Reproduce the listing below word for word, keeping every line in its original order along with its coordinates.

[Start]

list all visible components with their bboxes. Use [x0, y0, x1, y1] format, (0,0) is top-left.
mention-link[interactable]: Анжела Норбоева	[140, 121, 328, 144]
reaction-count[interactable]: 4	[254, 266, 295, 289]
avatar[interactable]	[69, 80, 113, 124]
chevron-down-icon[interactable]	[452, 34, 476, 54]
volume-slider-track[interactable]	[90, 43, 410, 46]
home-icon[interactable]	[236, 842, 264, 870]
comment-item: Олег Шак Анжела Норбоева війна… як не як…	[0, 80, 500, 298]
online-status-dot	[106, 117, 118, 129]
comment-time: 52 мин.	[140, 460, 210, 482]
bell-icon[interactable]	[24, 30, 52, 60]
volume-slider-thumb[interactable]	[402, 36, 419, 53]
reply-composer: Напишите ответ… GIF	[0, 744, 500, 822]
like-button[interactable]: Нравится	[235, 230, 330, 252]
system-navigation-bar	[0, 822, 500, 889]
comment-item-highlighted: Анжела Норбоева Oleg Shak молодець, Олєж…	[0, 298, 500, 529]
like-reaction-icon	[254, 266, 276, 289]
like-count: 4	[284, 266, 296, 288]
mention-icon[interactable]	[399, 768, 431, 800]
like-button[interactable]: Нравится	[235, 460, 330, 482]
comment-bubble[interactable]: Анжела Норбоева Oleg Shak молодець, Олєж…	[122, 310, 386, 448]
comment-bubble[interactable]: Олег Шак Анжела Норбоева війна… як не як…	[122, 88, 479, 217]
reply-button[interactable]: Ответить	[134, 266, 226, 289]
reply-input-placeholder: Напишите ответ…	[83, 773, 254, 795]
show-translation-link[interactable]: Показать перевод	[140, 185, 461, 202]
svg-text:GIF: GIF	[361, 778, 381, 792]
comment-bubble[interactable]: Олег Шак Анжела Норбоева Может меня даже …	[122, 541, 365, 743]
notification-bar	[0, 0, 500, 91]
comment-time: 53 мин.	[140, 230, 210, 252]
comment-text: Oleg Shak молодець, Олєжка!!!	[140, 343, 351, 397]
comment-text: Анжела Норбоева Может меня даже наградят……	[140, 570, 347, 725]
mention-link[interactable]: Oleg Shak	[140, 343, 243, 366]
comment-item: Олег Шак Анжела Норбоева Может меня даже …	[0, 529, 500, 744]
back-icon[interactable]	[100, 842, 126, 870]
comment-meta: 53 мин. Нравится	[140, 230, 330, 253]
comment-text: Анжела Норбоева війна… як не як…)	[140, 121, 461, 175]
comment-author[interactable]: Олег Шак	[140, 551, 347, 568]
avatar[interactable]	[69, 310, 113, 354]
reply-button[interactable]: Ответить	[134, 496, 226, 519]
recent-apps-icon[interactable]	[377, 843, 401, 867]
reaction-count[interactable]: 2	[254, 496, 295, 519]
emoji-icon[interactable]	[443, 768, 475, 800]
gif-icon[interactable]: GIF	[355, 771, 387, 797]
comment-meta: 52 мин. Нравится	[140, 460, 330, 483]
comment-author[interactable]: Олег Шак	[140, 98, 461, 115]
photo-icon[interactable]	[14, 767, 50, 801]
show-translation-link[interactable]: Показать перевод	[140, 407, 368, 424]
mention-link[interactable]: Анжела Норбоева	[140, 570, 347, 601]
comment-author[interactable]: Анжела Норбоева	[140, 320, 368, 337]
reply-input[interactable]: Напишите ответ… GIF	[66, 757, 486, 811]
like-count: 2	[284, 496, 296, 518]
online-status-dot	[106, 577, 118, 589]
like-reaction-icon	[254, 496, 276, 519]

[End]

FINAL ANSWER
list all visible components with their bboxes. Use [x0, y0, x1, y1] format, (0,0) is top-left.
mention-link[interactable]: Анжела Норбоева	[140, 121, 328, 144]
reaction-count[interactable]: 4	[254, 266, 295, 289]
avatar[interactable]	[69, 80, 113, 124]
chevron-down-icon[interactable]	[452, 34, 476, 54]
volume-slider-track[interactable]	[90, 43, 410, 46]
home-icon[interactable]	[236, 842, 264, 870]
comment-item: Олег Шак Анжела Норбоева війна… як не як…	[0, 80, 500, 298]
online-status-dot	[106, 117, 118, 129]
comment-time: 52 мин.	[140, 460, 210, 482]
bell-icon[interactable]	[24, 30, 52, 60]
volume-slider-thumb[interactable]	[402, 36, 419, 53]
reply-composer: Напишите ответ… GIF	[0, 744, 500, 822]
like-button[interactable]: Нравится	[235, 230, 330, 252]
system-navigation-bar	[0, 822, 500, 889]
comment-item-highlighted: Анжела Норбоева Oleg Shak молодець, Олєж…	[0, 298, 500, 529]
like-reaction-icon	[254, 266, 276, 289]
like-count: 4	[284, 266, 296, 288]
mention-icon[interactable]	[399, 768, 431, 800]
like-button[interactable]: Нравится	[235, 460, 330, 482]
comment-bubble[interactable]: Анжела Норбоева Oleg Shak молодець, Олєж…	[122, 310, 386, 448]
comment-bubble[interactable]: Олег Шак Анжела Норбоева війна… як не як…	[122, 88, 479, 217]
reply-button[interactable]: Ответить	[134, 266, 226, 289]
reply-input-placeholder: Напишите ответ…	[83, 773, 254, 795]
show-translation-link[interactable]: Показать перевод	[140, 185, 461, 202]
svg-text:GIF: GIF	[361, 778, 381, 792]
comment-bubble[interactable]: Олег Шак Анжела Норбоева Может меня даже …	[122, 541, 365, 743]
notification-bar	[0, 0, 500, 91]
comment-time: 53 мин.	[140, 230, 210, 252]
comment-text: Oleg Shak молодець, Олєжка!!!	[140, 343, 351, 397]
comment-text: Анжела Норбоева Может меня даже наградят……	[140, 570, 347, 725]
mention-link[interactable]: Oleg Shak	[140, 343, 243, 366]
comment-item: Олег Шак Анжела Норбоева Может меня даже …	[0, 529, 500, 744]
back-icon[interactable]	[100, 842, 126, 870]
comment-meta: 53 мин. Нравится	[140, 230, 330, 253]
comment-text: Анжела Норбоева війна… як не як…)	[140, 121, 461, 175]
comment-author[interactable]: Олег Шак	[140, 551, 347, 568]
avatar[interactable]	[69, 310, 113, 354]
reply-button[interactable]: Ответить	[134, 496, 226, 519]
recent-apps-icon[interactable]	[377, 843, 401, 867]
reaction-count[interactable]: 2	[254, 496, 295, 519]
emoji-icon[interactable]	[443, 768, 475, 800]
gif-icon[interactable]: GIF	[355, 771, 387, 797]
comment-meta: 52 мин. Нравится	[140, 460, 330, 483]
comment-author[interactable]: Олег Шак	[140, 98, 461, 115]
photo-icon[interactable]	[14, 767, 50, 801]
show-translation-link[interactable]: Показать перевод	[140, 407, 368, 424]
mention-link[interactable]: Анжела Норбоева	[140, 570, 347, 601]
comment-author[interactable]: Анжела Норбоева	[140, 320, 368, 337]
reply-input[interactable]: Напишите ответ… GIF	[66, 757, 486, 811]
like-count: 2	[284, 496, 296, 518]
online-status-dot	[106, 577, 118, 589]
like-reaction-icon	[254, 496, 276, 519]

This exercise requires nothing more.